### Required task:
Would you transcribe all of the data exactly, down to the last character?

### Material for this task:
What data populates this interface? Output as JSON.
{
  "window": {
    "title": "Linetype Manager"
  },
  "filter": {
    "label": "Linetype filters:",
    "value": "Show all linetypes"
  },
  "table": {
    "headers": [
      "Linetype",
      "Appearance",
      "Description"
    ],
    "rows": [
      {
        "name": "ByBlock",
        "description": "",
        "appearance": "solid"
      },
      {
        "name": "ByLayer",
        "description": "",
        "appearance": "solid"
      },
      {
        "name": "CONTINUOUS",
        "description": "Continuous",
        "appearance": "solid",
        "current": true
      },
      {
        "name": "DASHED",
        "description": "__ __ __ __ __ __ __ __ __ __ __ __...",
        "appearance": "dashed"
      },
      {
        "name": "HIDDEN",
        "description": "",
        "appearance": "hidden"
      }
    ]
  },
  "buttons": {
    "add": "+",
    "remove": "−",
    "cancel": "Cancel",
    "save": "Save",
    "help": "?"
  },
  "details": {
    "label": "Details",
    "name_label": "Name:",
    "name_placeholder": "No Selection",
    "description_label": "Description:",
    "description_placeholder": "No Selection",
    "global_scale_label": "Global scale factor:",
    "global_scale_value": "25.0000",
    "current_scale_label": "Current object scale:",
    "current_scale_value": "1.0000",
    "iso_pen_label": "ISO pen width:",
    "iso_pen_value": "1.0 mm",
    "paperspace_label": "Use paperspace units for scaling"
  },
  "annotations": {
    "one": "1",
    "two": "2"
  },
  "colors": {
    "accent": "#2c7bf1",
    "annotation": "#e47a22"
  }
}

### Response below:
What data populates this interface? Output as JSON.
{
  "window": {
    "title": "Linetype Manager"
  },
  "filter": {
    "label": "Linetype filters:",
    "value": "Show all linetypes"
  },
  "table": {
    "headers": [
      "Linetype",
      "Appearance",
      "Description"
    ],
    "rows": [
      {
        "name": "ByBlock",
        "description": "",
        "appearance": "solid"
      },
      {
        "name": "ByLayer",
        "description": "",
        "appearance": "solid"
      },
      {
        "name": "CONTINUOUS",
        "description": "Continuous",
        "appearance": "solid",
        "current": true
      },
      {
        "name": "DASHED",
        "description": "__ __ __ __ __ __ __ __ __ __ __ __...",
        "appearance": "dashed"
      },
      {
        "name": "HIDDEN",
        "description": "",
        "appearance": "hidden"
      }
    ]
  },
  "buttons": {
    "add": "+",
    "remove": "−",
    "cancel": "Cancel",
    "save": "Save",
    "help": "?"
  },
  "details": {
    "label": "Details",
    "name_label": "Name:",
    "name_placeholder": "No Selection",
    "description_label": "Description:",
    "description_placeholder": "No Selection",
    "global_scale_label": "Global scale factor:",
    "global_scale_value": "25.0000",
    "current_scale_label": "Current object scale:",
    "current_scale_value": "1.0000",
    "iso_pen_label": "ISO pen width:",
    "iso_pen_value": "1.0 mm",
    "paperspace_label": "Use paperspace units for scaling"
  },
  "annotations": {
    "one": "1",
    "two": "2"
  },
  "colors": {
    "accent": "#2c7bf1",
    "annotation": "#e47a22"
  }
}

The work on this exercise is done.